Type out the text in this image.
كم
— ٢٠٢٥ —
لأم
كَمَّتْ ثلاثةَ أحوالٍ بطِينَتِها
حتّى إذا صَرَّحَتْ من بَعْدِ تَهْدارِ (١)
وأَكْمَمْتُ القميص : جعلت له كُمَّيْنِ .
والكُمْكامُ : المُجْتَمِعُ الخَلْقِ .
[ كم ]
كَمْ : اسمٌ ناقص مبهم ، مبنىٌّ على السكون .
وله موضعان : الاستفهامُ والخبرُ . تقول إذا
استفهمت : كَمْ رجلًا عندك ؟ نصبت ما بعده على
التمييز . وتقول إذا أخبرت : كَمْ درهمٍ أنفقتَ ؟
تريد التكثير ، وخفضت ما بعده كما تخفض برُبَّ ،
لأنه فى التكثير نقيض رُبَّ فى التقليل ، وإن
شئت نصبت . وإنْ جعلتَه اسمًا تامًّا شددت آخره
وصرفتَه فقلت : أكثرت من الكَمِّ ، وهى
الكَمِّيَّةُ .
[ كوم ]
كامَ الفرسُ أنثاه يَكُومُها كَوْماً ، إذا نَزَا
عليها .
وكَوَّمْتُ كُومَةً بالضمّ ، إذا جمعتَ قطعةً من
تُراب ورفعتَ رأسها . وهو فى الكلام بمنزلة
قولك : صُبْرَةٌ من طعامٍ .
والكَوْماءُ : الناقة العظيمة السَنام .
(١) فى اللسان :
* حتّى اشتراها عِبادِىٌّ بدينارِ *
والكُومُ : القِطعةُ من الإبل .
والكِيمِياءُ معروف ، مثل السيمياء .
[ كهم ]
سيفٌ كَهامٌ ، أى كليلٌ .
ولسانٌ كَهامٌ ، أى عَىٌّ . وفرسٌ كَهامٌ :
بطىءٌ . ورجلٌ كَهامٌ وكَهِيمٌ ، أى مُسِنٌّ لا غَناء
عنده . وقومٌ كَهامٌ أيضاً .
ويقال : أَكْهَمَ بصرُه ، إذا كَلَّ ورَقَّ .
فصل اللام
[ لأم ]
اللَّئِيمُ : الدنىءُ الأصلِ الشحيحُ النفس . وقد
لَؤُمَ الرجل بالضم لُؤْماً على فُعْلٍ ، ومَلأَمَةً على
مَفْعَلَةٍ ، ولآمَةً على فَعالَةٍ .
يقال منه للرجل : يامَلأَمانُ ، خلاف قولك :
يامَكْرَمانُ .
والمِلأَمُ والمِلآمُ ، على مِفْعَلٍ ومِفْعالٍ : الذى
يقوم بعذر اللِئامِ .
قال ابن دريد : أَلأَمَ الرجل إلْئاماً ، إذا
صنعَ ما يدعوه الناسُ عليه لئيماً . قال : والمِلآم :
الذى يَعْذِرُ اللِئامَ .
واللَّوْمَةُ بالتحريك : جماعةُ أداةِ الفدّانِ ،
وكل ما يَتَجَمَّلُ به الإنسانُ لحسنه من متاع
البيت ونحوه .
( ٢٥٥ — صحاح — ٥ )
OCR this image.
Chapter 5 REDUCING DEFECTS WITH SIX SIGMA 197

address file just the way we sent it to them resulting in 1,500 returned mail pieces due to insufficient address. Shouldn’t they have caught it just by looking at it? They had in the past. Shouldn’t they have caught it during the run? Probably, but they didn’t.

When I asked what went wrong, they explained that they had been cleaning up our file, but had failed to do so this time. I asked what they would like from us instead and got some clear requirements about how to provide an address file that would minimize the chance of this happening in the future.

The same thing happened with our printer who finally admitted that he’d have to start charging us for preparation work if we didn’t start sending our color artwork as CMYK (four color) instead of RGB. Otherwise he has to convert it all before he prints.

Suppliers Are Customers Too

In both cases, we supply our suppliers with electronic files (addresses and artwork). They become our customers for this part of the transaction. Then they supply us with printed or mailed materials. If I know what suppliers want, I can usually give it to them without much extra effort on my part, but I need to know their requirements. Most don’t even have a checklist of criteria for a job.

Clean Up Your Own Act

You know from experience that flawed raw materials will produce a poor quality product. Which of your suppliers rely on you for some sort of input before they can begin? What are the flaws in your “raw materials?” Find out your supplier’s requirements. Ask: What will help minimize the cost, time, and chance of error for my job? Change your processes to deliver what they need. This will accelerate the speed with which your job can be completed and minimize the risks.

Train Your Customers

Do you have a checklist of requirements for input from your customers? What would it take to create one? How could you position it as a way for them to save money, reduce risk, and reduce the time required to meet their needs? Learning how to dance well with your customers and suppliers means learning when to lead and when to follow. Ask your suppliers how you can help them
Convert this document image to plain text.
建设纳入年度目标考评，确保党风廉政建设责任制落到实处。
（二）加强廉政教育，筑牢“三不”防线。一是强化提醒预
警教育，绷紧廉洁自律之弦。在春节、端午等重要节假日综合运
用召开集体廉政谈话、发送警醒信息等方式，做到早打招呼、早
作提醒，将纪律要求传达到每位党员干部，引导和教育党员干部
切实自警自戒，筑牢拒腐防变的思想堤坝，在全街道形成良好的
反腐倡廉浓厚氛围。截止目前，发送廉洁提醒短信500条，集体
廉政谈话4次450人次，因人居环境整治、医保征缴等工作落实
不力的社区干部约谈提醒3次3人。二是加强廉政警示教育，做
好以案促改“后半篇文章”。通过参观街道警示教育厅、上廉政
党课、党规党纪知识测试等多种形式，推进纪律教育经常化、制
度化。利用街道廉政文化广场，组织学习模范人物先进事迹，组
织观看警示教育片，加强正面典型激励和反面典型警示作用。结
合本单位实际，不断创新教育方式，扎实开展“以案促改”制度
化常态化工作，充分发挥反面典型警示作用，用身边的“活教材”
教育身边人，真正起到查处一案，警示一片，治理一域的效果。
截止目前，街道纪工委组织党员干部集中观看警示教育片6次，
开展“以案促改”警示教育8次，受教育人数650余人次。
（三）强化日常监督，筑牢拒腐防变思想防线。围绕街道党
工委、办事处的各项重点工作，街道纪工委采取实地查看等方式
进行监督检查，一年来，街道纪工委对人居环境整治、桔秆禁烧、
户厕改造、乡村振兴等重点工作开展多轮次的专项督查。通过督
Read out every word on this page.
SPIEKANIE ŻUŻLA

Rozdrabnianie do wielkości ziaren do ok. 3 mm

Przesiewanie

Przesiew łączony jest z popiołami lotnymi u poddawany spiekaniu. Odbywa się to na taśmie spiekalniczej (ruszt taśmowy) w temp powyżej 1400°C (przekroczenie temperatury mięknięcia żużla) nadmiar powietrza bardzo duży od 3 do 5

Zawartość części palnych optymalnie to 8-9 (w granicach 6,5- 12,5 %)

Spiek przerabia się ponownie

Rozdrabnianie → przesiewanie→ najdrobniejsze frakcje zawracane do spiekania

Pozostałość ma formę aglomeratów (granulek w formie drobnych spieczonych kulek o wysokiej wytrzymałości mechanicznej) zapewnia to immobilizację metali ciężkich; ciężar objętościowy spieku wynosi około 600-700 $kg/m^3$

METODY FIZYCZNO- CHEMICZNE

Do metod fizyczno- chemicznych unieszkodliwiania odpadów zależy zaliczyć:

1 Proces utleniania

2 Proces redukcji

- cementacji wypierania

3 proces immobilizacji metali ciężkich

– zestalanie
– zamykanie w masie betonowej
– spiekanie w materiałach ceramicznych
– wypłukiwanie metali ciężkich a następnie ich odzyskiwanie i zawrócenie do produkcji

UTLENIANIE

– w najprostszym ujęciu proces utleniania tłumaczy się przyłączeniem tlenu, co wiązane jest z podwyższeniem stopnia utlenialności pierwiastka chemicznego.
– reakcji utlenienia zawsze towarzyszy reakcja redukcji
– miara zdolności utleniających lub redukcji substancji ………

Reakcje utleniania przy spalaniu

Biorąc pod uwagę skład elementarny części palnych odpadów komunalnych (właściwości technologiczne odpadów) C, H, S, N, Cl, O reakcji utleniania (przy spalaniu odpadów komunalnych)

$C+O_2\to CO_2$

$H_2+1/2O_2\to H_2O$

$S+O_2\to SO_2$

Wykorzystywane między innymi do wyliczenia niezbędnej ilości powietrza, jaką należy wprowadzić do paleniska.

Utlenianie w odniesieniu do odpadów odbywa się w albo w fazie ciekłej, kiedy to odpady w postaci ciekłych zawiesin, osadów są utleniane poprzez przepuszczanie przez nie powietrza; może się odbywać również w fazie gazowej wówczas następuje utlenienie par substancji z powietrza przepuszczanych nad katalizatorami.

• • •

**Written problem:** Report how many lines in the listing above include the word "text". Give nothing but the number.

**Right answer:** 2